PROBLEM TO SOLVE
Each line should be copied exactly.

<<<<

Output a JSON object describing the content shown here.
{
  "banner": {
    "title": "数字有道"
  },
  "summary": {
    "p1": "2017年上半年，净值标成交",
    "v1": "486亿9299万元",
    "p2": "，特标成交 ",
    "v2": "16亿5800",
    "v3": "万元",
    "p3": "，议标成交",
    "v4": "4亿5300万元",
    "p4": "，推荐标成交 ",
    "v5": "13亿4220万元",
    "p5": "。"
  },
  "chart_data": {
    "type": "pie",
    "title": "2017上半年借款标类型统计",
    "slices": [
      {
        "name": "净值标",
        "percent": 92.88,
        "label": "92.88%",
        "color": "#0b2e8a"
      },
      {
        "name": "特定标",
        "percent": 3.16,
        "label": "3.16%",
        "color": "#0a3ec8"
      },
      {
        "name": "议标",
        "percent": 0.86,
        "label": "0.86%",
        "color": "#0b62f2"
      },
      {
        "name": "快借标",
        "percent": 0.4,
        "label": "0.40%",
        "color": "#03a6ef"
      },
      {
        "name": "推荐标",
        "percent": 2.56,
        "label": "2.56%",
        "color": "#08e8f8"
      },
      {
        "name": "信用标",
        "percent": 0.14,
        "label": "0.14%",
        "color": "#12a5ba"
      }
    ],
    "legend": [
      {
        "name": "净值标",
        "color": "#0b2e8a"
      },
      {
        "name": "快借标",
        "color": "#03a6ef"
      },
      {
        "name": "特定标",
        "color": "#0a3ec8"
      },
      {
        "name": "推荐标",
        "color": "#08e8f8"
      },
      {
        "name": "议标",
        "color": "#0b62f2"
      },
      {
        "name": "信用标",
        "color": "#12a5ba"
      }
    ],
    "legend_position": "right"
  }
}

>>>>

OUTPUT FOR THIS TASK
Output a JSON object describing the content shown here.
{
  "banner": {
    "title": "数字有道"
  },
  "summary": {
    "p1": "2017年上半年，净值标成交",
    "v1": "486亿9299万元",
    "p2": "，特标成交 ",
    "v2": "16亿5800",
    "v3": "万元",
    "p3": "，议标成交",
    "v4": "4亿5300万元",
    "p4": "，推荐标成交 ",
    "v5": "13亿4220万元",
    "p5": "。"
  },
  "chart_data": {
    "type": "pie",
    "title": "2017上半年借款标类型统计",
    "slices": [
      {
        "name": "净值标",
        "percent": 92.88,
        "label": "92.88%",
        "color": "#0b2e8a"
      },
      {
        "name": "特定标",
        "percent": 3.16,
        "label": "3.16%",
        "color": "#0a3ec8"
      },
      {
        "name": "议标",
        "percent": 0.86,
        "label": "0.86%",
        "color": "#0b62f2"
      },
      {
        "name": "快借标",
        "percent": 0.4,
        "label": "0.40%",
        "color": "#03a6ef"
      },
      {
        "name": "推荐标",
        "percent": 2.56,
        "label": "2.56%",
        "color": "#08e8f8"
      },
      {
        "name": "信用标",
        "percent": 0.14,
        "label": "0.14%",
        "color": "#12a5ba"
      }
    ],
    "legend": [
      {
        "name": "净值标",
        "color": "#0b2e8a"
      },
      {
        "name": "快借标",
        "color": "#03a6ef"
      },
      {
        "name": "特定标",
        "color": "#0a3ec8"
      },
      {
        "name": "推荐标",
        "color": "#08e8f8"
      },
      {
        "name": "议标",
        "color": "#0b62f2"
      },
      {
        "name": "信用标",
        "color": "#12a5ba"
      }
    ],
    "legend_position": "right"
  }
}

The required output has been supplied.